**Given records**
—————

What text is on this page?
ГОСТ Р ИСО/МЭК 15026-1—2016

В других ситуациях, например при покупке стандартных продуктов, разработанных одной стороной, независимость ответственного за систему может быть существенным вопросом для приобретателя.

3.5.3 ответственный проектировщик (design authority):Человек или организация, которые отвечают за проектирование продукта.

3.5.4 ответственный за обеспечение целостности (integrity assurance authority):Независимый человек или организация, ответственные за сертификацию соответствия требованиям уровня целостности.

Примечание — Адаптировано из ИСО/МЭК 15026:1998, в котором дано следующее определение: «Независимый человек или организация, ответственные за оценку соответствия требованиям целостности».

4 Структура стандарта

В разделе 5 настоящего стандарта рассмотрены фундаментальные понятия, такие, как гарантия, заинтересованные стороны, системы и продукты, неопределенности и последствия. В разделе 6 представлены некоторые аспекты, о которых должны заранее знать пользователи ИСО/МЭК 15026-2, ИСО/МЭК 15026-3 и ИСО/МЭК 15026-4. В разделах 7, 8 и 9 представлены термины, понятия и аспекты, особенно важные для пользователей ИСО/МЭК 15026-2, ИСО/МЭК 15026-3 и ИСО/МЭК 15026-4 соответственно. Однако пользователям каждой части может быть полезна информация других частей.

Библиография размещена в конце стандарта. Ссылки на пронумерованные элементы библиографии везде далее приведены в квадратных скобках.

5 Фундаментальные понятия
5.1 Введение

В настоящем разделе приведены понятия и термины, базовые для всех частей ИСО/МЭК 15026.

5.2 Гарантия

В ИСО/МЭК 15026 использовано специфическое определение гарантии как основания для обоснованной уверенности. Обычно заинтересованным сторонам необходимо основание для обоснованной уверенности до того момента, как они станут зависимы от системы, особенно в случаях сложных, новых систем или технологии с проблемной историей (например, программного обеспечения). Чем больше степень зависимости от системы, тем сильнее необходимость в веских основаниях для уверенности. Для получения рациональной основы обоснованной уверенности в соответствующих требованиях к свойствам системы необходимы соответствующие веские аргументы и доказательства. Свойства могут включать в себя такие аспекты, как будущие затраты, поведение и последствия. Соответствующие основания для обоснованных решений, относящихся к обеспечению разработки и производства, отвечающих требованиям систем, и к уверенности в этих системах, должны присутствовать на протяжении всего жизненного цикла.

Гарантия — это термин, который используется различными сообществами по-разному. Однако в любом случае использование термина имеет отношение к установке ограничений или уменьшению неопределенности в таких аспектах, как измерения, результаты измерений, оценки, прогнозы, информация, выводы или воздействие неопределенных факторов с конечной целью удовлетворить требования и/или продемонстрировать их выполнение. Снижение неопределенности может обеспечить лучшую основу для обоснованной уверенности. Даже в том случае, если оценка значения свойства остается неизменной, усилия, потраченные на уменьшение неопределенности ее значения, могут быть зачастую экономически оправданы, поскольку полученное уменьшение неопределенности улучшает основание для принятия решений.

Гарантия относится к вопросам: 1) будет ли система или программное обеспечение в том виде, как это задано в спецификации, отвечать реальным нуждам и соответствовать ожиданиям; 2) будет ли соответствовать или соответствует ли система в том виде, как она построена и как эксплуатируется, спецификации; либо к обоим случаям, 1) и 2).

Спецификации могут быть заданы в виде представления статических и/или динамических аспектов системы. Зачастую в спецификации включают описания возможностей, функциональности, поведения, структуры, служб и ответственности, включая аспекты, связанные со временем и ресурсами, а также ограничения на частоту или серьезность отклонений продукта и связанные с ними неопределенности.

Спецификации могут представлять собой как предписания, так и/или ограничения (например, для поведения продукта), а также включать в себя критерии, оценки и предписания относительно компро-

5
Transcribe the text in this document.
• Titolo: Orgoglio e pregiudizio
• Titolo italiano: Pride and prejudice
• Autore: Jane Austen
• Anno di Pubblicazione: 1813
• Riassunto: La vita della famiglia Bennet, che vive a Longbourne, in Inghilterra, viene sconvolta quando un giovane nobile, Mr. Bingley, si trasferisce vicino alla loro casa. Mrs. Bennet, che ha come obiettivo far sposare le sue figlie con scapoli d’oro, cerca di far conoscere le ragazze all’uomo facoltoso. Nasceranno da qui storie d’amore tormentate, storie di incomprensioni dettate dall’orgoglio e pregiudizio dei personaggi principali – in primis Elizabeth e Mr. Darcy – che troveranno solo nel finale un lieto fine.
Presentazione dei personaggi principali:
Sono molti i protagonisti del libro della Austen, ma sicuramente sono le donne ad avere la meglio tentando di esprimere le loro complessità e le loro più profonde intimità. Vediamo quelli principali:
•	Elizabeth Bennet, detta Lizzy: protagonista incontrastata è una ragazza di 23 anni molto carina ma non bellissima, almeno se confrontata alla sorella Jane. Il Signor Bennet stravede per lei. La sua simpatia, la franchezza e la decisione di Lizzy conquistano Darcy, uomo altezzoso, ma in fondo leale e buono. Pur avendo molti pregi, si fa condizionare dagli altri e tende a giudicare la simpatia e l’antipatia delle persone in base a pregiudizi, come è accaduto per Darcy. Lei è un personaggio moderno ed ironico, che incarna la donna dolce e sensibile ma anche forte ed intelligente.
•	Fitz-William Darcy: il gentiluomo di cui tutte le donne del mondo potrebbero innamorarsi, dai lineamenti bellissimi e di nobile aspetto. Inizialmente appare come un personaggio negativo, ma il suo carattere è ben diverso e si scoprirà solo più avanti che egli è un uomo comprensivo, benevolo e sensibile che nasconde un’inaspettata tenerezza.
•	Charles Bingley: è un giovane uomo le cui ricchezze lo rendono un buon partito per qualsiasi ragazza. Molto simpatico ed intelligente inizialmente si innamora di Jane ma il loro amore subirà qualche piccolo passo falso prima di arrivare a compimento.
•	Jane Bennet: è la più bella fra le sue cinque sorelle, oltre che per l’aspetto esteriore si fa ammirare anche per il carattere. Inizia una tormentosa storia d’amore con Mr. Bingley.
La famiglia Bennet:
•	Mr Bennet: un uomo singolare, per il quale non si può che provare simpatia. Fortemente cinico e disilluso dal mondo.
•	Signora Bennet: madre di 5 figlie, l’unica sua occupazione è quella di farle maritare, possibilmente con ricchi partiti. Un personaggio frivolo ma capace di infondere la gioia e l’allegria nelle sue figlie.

—————

Output every line above without altering anything.

**Response below**
What text is on this page?
ГОСТ Р ИСО/МЭК 15026-1—2016

В других ситуациях, например при покупке стандартных продуктов, разработанных одной стороной, независимость ответственного за систему может быть существенным вопросом для приобретателя.

3.5.3 ответственный проектировщик (design authority):Человек или организация, которые отвечают за проектирование продукта.

3.5.4 ответственный за обеспечение целостности (integrity assurance authority):Независимый человек или организация, ответственные за сертификацию соответствия требованиям уровня целостности.

Примечание — Адаптировано из ИСО/МЭК 15026:1998, в котором дано следующее определение: «Независимый человек или организация, ответственные за оценку соответствия требованиям целостности».

4 Структура стандарта

В разделе 5 настоящего стандарта рассмотрены фундаментальные понятия, такие, как гарантия, заинтересованные стороны, системы и продукты, неопределенности и последствия. В разделе 6 представлены некоторые аспекты, о которых должны заранее знать пользователи ИСО/МЭК 15026-2, ИСО/МЭК 15026-3 и ИСО/МЭК 15026-4. В разделах 7, 8 и 9 представлены термины, понятия и аспекты, особенно важные для пользователей ИСО/МЭК 15026-2, ИСО/МЭК 15026-3 и ИСО/МЭК 15026-4 соответственно. Однако пользователям каждой части может быть полезна информация других частей.

Библиография размещена в конце стандарта. Ссылки на пронумерованные элементы библиографии везде далее приведены в квадратных скобках.

5 Фундаментальные понятия
5.1 Введение

В настоящем разделе приведены понятия и термины, базовые для всех частей ИСО/МЭК 15026.

5.2 Гарантия

В ИСО/МЭК 15026 использовано специфическое определение гарантии как основания для обоснованной уверенности. Обычно заинтересованным сторонам необходимо основание для обоснованной уверенности до того момента, как они станут зависимы от системы, особенно в случаях сложных, новых систем или технологии с проблемной историей (например, программного обеспечения). Чем больше степень зависимости от системы, тем сильнее необходимость в веских основаниях для уверенности. Для получения рациональной основы обоснованной уверенности в соответствующих требованиях к свойствам системы необходимы соответствующие веские аргументы и доказательства. Свойства могут включать в себя такие аспекты, как будущие затраты, поведение и последствия. Соответствующие основания для обоснованных решений, относящихся к обеспечению разработки и производства, отвечающих требованиям систем, и к уверенности в этих системах, должны присутствовать на протяжении всего жизненного цикла.

Гарантия — это термин, который используется различными сообществами по-разному. Однако в любом случае использование термина имеет отношение к установке ограничений или уменьшению неопределенности в таких аспектах, как измерения, результаты измерений, оценки, прогнозы, информация, выводы или воздействие неопределенных факторов с конечной целью удовлетворить требования и/или продемонстрировать их выполнение. Снижение неопределенности может обеспечить лучшую основу для обоснованной уверенности. Даже в том случае, если оценка значения свойства остается неизменной, усилия, потраченные на уменьшение неопределенности ее значения, могут быть зачастую экономически оправданы, поскольку полученное уменьшение неопределенности улучшает основание для принятия решений.

Гарантия относится к вопросам: 1) будет ли система или программное обеспечение в том виде, как это задано в спецификации, отвечать реальным нуждам и соответствовать ожиданиям; 2) будет ли соответствовать или соответствует ли система в том виде, как она построена и как эксплуатируется, спецификации; либо к обоим случаям, 1) и 2).

Спецификации могут быть заданы в виде представления статических и/или динамических аспектов системы. Зачастую в спецификации включают описания возможностей, функциональности, поведения, структуры, служб и ответственности, включая аспекты, связанные со временем и ресурсами, а также ограничения на частоту или серьезность отклонений продукта и связанные с ними неопределенности.

Спецификации могут представлять собой как предписания, так и/или ограничения (например, для поведения продукта), а также включать в себя критерии, оценки и предписания относительно компро-

5
Transcribe the text in this document.
• Titolo: Orgoglio e pregiudizio
• Titolo italiano: Pride and prejudice
• Autore: Jane Austen
• Anno di Pubblicazione: 1813
• Riassunto: La vita della famiglia Bennet, che vive a Longbourne, in Inghilterra, viene sconvolta quando un giovane nobile, Mr. Bingley, si trasferisce vicino alla loro casa. Mrs. Bennet, che ha come obiettivo far sposare le sue figlie con scapoli d’oro, cerca di far conoscere le ragazze all’uomo facoltoso. Nasceranno da qui storie d’amore tormentate, storie di incomprensioni dettate dall’orgoglio e pregiudizio dei personaggi principali – in primis Elizabeth e Mr. Darcy – che troveranno solo nel finale un lieto fine.
Presentazione dei personaggi principali:
Sono molti i protagonisti del libro della Austen, ma sicuramente sono le donne ad avere la meglio tentando di esprimere le loro complessità e le loro più profonde intimità. Vediamo quelli principali:
•	Elizabeth Bennet, detta Lizzy: protagonista incontrastata è una ragazza di 23 anni molto carina ma non bellissima, almeno se confrontata alla sorella Jane. Il Signor Bennet stravede per lei. La sua simpatia, la franchezza e la decisione di Lizzy conquistano Darcy, uomo altezzoso, ma in fondo leale e buono. Pur avendo molti pregi, si fa condizionare dagli altri e tende a giudicare la simpatia e l’antipatia delle persone in base a pregiudizi, come è accaduto per Darcy. Lei è un personaggio moderno ed ironico, che incarna la donna dolce e sensibile ma anche forte ed intelligente.
•	Fitz-William Darcy: il gentiluomo di cui tutte le donne del mondo potrebbero innamorarsi, dai lineamenti bellissimi e di nobile aspetto. Inizialmente appare come un personaggio negativo, ma il suo carattere è ben diverso e si scoprirà solo più avanti che egli è un uomo comprensivo, benevolo e sensibile che nasconde un’inaspettata tenerezza.
•	Charles Bingley: è un giovane uomo le cui ricchezze lo rendono un buon partito per qualsiasi ragazza. Molto simpatico ed intelligente inizialmente si innamora di Jane ma il loro amore subirà qualche piccolo passo falso prima di arrivare a compimento.
•	Jane Bennet: è la più bella fra le sue cinque sorelle, oltre che per l’aspetto esteriore si fa ammirare anche per il carattere. Inizia una tormentosa storia d’amore con Mr. Bingley.
La famiglia Bennet:
•	Mr Bennet: un uomo singolare, per il quale non si può che provare simpatia. Fortemente cinico e disilluso dal mondo.
•	Signora Bennet: madre di 5 figlie, l’unica sua occupazione è quella di farle maritare, possibilmente con ricchi partiti. Un personaggio frivolo ma capace di infondere la gioia e l’allegria nelle sue figlie.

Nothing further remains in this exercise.